■ What you have to do
Look through the data below. Collect every line where the word "initially" occurs.

■ Dataset excerpts
━━━━━━
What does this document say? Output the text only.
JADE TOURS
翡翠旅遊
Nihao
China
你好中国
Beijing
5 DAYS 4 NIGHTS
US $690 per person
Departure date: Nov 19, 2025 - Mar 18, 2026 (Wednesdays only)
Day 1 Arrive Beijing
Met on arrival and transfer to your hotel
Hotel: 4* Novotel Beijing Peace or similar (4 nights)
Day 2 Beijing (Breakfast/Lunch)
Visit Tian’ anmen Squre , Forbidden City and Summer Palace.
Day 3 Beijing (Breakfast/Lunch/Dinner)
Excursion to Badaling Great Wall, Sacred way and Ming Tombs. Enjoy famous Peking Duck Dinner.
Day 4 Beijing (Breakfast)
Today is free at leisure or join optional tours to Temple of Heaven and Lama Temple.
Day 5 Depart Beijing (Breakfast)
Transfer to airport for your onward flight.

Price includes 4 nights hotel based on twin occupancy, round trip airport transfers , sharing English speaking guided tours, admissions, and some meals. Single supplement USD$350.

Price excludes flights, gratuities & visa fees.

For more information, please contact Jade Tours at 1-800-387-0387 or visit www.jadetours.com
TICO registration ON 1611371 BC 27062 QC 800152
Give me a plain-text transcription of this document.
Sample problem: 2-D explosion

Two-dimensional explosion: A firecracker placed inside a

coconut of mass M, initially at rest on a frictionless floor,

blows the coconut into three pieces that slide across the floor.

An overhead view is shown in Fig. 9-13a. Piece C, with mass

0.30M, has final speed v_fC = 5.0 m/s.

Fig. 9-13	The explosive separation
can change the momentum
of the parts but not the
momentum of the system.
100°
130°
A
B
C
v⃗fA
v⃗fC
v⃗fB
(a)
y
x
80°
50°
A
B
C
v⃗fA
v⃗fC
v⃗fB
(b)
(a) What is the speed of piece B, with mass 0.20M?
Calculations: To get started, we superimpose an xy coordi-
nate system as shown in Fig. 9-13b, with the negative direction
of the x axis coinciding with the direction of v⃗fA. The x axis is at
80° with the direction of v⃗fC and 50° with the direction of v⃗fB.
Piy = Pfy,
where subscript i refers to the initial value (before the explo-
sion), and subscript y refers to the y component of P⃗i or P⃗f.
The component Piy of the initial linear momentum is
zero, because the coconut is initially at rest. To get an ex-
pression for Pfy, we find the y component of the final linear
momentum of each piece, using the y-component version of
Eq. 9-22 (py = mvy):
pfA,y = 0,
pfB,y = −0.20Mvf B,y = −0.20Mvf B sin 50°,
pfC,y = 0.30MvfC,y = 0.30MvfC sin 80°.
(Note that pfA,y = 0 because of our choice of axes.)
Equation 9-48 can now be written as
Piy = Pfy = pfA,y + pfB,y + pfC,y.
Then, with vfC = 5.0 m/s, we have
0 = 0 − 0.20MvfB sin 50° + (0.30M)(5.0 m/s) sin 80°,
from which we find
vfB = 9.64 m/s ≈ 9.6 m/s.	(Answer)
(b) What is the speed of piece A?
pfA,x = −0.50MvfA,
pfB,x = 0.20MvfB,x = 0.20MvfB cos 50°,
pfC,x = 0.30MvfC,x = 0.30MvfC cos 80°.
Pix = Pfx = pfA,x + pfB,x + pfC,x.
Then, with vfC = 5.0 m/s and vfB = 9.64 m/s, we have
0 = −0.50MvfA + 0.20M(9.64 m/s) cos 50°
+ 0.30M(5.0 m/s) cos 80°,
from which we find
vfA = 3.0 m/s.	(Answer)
━━━━━━
■ Exercise answer
coconut of mass M, initially at rest on a frictionless floor,
zero, because the coconut is initially at rest. To get an ex-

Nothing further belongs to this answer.